EXERCISE PROMPT => Can you print the lines below character for character, with nothing changed or left out?

PROVIDED RECORDS =>
○ ○ ○ ○ ○
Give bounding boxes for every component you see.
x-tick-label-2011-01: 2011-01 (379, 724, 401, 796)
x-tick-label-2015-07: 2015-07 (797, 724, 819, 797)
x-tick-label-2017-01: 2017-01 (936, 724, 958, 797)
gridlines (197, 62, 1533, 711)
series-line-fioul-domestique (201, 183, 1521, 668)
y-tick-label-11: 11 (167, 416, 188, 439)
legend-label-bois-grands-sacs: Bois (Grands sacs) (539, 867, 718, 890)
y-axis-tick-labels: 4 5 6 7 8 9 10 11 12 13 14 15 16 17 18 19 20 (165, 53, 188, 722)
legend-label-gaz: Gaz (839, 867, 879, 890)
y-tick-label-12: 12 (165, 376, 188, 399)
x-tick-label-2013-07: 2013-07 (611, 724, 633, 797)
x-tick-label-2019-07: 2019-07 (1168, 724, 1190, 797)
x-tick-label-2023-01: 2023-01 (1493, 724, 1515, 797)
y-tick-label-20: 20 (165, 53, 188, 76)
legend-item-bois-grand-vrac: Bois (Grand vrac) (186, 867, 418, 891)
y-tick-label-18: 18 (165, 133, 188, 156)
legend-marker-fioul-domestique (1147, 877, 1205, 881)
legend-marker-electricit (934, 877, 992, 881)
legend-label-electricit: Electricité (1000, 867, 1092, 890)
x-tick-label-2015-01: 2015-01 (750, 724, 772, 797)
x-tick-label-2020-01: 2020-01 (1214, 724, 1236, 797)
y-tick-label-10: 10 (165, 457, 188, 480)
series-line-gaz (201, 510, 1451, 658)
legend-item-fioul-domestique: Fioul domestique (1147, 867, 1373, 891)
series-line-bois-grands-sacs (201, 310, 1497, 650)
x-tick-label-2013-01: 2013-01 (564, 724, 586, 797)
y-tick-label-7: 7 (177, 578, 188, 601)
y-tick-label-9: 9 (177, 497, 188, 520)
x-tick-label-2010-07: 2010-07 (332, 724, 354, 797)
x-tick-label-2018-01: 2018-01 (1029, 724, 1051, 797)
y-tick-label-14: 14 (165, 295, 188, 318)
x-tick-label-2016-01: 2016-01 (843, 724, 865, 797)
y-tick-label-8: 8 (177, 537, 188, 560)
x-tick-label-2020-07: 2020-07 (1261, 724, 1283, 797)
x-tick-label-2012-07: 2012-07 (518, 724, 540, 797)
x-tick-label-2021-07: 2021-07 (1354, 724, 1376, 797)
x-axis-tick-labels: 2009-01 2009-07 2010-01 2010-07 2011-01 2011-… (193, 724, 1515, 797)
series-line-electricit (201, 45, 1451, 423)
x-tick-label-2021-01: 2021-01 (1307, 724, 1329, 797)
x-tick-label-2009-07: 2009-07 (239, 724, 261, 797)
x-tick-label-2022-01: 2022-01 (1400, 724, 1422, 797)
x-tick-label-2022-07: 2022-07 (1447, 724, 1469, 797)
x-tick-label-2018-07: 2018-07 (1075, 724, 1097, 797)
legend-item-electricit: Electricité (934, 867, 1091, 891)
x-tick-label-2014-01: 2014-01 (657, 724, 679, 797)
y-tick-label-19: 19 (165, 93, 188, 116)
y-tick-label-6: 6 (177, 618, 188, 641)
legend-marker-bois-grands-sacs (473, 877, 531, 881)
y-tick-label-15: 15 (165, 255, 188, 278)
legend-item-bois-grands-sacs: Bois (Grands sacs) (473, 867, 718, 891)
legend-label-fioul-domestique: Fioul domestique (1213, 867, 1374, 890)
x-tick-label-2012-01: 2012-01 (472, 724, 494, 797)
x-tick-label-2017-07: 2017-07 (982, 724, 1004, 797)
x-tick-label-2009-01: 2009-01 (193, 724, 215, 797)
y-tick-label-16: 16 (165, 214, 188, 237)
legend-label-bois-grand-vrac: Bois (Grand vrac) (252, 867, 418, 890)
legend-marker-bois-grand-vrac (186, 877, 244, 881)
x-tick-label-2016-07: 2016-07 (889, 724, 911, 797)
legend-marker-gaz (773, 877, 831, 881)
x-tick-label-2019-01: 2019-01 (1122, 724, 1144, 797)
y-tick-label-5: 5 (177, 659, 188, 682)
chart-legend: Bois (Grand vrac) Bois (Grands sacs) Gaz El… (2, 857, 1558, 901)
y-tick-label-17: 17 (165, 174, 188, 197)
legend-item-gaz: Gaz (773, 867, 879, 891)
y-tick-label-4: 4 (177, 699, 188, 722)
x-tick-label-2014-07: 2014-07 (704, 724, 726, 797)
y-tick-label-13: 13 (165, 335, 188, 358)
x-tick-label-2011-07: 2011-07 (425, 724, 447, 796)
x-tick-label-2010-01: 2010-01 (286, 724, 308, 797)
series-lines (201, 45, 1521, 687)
○ ○ ○ ○ ○
TASK SOLUTION =>
Give bounding boxes for every component you see.
x-tick-label-2011-01: 2011-01 (379, 724, 401, 796)
x-tick-label-2015-07: 2015-07 (797, 724, 819, 797)
x-tick-label-2017-01: 2017-01 (936, 724, 958, 797)
gridlines (197, 62, 1533, 711)
series-line-fioul-domestique (201, 183, 1521, 668)
y-tick-label-11: 11 (167, 416, 188, 439)
legend-label-bois-grands-sacs: Bois (Grands sacs) (539, 867, 718, 890)
y-axis-tick-labels: 4 5 6 7 8 9 10 11 12 13 14 15 16 17 18 19 20 (165, 53, 188, 722)
legend-label-gaz: Gaz (839, 867, 879, 890)
y-tick-label-12: 12 (165, 376, 188, 399)
x-tick-label-2013-07: 2013-07 (611, 724, 633, 797)
x-tick-label-2019-07: 2019-07 (1168, 724, 1190, 797)
x-tick-label-2023-01: 2023-01 (1493, 724, 1515, 797)
y-tick-label-20: 20 (165, 53, 188, 76)
legend-item-bois-grand-vrac: Bois (Grand vrac) (186, 867, 418, 891)
y-tick-label-18: 18 (165, 133, 188, 156)
legend-marker-fioul-domestique (1147, 877, 1205, 881)
legend-marker-electricit (934, 877, 992, 881)
legend-label-electricit: Electricité (1000, 867, 1092, 890)
x-tick-label-2015-01: 2015-01 (750, 724, 772, 797)
x-tick-label-2020-01: 2020-01 (1214, 724, 1236, 797)
y-tick-label-10: 10 (165, 457, 188, 480)
series-line-gaz (201, 510, 1451, 658)
legend-item-fioul-domestique: Fioul domestique (1147, 867, 1373, 891)
series-line-bois-grands-sacs (201, 310, 1497, 650)
x-tick-label-2013-01: 2013-01 (564, 724, 586, 797)
y-tick-label-7: 7 (177, 578, 188, 601)
y-tick-label-9: 9 (177, 497, 188, 520)
x-tick-label-2010-07: 2010-07 (332, 724, 354, 797)
x-tick-label-2018-01: 2018-01 (1029, 724, 1051, 797)
y-tick-label-14: 14 (165, 295, 188, 318)
x-tick-label-2016-01: 2016-01 (843, 724, 865, 797)
y-tick-label-8: 8 (177, 537, 188, 560)
x-tick-label-2020-07: 2020-07 (1261, 724, 1283, 797)
x-tick-label-2012-07: 2012-07 (518, 724, 540, 797)
x-tick-label-2021-07: 2021-07 (1354, 724, 1376, 797)
x-axis-tick-labels: 2009-01 2009-07 2010-01 2010-07 2011-01 2011-… (193, 724, 1515, 797)
series-line-electricit (201, 45, 1451, 423)
x-tick-label-2021-01: 2021-01 (1307, 724, 1329, 797)
x-tick-label-2009-07: 2009-07 (239, 724, 261, 797)
x-tick-label-2022-01: 2022-01 (1400, 724, 1422, 797)
x-tick-label-2022-07: 2022-07 (1447, 724, 1469, 797)
x-tick-label-2018-07: 2018-07 (1075, 724, 1097, 797)
legend-item-electricit: Electricité (934, 867, 1091, 891)
x-tick-label-2014-01: 2014-01 (657, 724, 679, 797)
y-tick-label-19: 19 (165, 93, 188, 116)
y-tick-label-6: 6 (177, 618, 188, 641)
legend-marker-bois-grands-sacs (473, 877, 531, 881)
y-tick-label-15: 15 (165, 255, 188, 278)
legend-item-bois-grands-sacs: Bois (Grands sacs) (473, 867, 718, 891)
legend-label-fioul-domestique: Fioul domestique (1213, 867, 1374, 890)
x-tick-label-2012-01: 2012-01 (472, 724, 494, 797)
x-tick-label-2017-07: 2017-07 (982, 724, 1004, 797)
x-tick-label-2009-01: 2009-01 (193, 724, 215, 797)
y-tick-label-16: 16 (165, 214, 188, 237)
legend-label-bois-grand-vrac: Bois (Grand vrac) (252, 867, 418, 890)
legend-marker-bois-grand-vrac (186, 877, 244, 881)
x-tick-label-2016-07: 2016-07 (889, 724, 911, 797)
legend-marker-gaz (773, 877, 831, 881)
x-tick-label-2019-01: 2019-01 (1122, 724, 1144, 797)
y-tick-label-5: 5 (177, 659, 188, 682)
chart-legend: Bois (Grand vrac) Bois (Grands sacs) Gaz El… (2, 857, 1558, 901)
y-tick-label-17: 17 (165, 174, 188, 197)
legend-item-gaz: Gaz (773, 867, 879, 891)
y-tick-label-4: 4 (177, 699, 188, 722)
x-tick-label-2014-07: 2014-07 (704, 724, 726, 797)
y-tick-label-13: 13 (165, 335, 188, 358)
x-tick-label-2011-07: 2011-07 (425, 724, 447, 796)
x-tick-label-2010-01: 2010-01 (286, 724, 308, 797)
series-lines (201, 45, 1521, 687)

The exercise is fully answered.